>> begin Given information
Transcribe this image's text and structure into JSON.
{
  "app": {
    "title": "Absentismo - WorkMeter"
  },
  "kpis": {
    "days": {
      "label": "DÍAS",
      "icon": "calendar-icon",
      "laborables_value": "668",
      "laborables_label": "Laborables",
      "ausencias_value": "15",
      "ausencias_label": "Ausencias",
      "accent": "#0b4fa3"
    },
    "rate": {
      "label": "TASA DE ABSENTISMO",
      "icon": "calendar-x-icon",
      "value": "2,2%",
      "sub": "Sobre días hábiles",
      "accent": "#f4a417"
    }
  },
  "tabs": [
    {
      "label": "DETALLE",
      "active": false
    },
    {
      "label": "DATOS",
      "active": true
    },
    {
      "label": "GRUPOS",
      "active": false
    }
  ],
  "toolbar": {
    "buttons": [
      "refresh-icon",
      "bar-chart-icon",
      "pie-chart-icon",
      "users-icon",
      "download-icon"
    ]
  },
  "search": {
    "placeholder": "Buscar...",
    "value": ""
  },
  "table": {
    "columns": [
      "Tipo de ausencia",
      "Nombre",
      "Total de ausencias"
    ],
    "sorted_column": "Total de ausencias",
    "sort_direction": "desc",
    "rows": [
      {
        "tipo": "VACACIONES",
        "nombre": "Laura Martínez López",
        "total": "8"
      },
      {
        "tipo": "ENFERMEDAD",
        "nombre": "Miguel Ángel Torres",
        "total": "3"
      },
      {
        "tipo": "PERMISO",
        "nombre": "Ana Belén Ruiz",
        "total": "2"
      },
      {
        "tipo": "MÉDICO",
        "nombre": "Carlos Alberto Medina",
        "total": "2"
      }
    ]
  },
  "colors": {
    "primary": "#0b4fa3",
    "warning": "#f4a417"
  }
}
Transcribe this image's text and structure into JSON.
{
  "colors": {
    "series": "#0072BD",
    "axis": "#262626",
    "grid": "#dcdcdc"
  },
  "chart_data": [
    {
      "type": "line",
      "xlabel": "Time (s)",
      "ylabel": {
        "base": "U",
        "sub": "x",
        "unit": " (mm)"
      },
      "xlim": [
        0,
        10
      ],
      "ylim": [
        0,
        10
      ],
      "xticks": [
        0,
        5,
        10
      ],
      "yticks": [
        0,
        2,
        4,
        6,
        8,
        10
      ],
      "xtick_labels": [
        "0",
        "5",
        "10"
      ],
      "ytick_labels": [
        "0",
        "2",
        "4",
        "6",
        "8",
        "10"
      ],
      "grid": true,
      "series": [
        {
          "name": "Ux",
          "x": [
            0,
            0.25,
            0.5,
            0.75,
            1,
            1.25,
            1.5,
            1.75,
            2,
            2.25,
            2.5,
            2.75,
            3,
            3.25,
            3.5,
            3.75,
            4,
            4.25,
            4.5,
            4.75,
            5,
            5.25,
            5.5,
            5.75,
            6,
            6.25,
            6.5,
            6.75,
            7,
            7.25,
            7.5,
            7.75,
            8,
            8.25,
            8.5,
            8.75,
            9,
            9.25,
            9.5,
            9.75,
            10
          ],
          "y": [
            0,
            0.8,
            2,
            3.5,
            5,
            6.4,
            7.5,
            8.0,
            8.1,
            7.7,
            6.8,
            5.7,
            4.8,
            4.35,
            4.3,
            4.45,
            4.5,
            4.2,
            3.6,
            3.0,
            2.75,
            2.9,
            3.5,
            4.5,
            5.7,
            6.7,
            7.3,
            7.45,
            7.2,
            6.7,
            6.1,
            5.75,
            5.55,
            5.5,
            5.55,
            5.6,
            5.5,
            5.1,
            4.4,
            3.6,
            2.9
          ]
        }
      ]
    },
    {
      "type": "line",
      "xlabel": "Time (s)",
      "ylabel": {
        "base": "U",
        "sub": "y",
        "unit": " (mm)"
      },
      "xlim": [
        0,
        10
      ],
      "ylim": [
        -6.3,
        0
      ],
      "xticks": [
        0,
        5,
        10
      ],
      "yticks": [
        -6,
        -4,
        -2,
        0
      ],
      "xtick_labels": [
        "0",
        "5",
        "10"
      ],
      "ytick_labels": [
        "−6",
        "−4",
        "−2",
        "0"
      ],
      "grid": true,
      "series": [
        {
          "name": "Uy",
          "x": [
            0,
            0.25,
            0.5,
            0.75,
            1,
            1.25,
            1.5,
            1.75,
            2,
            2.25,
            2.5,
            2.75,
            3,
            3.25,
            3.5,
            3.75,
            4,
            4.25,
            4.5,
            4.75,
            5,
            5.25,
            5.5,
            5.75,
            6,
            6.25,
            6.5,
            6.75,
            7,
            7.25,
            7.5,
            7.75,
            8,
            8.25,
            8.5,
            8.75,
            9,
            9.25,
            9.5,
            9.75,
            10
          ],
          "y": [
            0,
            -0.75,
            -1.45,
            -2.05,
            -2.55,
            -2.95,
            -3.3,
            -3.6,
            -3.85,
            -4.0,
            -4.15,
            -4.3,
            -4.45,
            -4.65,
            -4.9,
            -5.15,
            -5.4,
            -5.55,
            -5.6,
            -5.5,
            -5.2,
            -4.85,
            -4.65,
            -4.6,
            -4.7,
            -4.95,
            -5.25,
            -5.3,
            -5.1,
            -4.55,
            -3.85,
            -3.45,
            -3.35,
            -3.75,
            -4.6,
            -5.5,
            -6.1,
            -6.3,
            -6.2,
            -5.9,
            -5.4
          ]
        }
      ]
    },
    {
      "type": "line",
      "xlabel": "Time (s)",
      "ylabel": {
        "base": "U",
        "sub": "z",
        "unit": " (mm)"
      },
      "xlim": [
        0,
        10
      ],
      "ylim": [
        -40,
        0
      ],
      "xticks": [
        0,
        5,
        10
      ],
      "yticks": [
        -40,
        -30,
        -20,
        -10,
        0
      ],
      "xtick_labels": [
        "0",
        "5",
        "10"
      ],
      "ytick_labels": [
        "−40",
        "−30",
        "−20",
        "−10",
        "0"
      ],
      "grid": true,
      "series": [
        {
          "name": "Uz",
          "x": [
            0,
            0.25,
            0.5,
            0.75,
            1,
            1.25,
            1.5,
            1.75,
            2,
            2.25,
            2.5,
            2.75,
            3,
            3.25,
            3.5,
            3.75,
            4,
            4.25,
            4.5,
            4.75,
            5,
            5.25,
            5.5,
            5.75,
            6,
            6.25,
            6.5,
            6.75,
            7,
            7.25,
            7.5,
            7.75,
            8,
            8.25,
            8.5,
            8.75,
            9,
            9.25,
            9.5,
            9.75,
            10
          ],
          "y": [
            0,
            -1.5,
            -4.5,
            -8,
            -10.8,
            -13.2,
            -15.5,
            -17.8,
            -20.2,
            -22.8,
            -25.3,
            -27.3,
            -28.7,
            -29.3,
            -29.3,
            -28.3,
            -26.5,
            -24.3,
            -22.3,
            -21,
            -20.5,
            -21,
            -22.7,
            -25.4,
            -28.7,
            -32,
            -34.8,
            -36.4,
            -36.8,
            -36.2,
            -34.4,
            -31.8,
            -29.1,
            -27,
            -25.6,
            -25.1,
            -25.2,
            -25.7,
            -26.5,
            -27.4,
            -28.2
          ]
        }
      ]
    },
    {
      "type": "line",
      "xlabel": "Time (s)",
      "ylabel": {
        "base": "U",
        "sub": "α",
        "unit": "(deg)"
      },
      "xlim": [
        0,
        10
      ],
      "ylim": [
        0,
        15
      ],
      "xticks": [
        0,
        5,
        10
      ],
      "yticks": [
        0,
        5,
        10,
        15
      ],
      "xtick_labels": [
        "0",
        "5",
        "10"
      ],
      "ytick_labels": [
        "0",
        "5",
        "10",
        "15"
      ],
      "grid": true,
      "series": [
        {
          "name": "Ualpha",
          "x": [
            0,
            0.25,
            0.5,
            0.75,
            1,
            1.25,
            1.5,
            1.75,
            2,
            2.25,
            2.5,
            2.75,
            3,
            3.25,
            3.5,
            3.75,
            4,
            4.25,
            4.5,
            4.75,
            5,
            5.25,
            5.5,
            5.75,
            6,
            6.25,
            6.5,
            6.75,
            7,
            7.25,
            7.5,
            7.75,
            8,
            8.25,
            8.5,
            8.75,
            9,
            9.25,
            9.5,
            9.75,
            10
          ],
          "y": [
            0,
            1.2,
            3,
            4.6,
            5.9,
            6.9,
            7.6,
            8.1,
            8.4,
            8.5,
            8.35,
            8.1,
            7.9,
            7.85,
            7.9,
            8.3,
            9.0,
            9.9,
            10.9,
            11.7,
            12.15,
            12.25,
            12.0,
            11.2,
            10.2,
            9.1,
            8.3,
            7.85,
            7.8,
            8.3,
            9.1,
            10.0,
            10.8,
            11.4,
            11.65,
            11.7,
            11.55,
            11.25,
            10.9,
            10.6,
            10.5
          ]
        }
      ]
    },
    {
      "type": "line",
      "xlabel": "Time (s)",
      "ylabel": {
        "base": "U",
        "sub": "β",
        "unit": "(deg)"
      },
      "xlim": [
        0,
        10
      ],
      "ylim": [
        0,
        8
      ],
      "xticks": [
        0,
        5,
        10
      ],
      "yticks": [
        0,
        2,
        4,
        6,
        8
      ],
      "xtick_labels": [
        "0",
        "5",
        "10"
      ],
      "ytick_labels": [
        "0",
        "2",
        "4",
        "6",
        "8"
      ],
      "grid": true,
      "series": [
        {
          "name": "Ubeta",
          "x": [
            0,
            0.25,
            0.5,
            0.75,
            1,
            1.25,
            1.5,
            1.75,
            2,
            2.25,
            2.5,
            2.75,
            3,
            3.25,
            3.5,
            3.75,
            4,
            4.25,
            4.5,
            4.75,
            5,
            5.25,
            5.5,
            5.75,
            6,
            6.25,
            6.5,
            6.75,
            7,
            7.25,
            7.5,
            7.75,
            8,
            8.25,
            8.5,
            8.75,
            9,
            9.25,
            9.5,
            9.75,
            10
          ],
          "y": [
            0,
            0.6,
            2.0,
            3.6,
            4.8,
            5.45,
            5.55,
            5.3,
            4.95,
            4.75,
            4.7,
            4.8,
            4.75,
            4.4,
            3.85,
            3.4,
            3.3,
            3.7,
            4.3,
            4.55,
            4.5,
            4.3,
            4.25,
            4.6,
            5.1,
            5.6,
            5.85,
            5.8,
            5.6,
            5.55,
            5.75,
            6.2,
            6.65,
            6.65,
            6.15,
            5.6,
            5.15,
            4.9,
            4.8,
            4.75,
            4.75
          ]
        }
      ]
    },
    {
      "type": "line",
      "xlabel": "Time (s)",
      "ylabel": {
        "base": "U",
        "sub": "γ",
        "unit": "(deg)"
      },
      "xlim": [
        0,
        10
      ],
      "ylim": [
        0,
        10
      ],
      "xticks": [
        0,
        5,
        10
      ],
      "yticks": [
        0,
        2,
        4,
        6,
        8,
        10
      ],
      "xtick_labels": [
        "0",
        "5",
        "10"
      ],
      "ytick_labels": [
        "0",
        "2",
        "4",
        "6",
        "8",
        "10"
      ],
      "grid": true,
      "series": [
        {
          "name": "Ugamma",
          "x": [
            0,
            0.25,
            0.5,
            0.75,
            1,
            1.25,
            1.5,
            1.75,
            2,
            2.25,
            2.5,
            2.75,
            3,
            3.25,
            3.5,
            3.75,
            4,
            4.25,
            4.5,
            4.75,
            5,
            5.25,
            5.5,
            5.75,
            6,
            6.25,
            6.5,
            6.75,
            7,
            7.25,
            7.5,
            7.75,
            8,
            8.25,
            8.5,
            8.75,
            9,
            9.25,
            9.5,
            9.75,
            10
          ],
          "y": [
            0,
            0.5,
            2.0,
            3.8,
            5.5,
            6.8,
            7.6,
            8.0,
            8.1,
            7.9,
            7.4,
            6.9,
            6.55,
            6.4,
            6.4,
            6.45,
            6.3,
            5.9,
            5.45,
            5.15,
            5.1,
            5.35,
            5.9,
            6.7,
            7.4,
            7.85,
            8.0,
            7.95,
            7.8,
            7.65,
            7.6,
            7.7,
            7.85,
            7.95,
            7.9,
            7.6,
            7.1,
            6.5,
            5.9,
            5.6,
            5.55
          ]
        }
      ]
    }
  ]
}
>> end Given information
Using the listing above, list every line in which the string "icon" occurs.

      "icon": "calendar-icon",
      "icon": "calendar-x-icon",
      "refresh-icon",
      "bar-chart-icon",
      "pie-chart-icon",
      "users-icon",
      "download-icon"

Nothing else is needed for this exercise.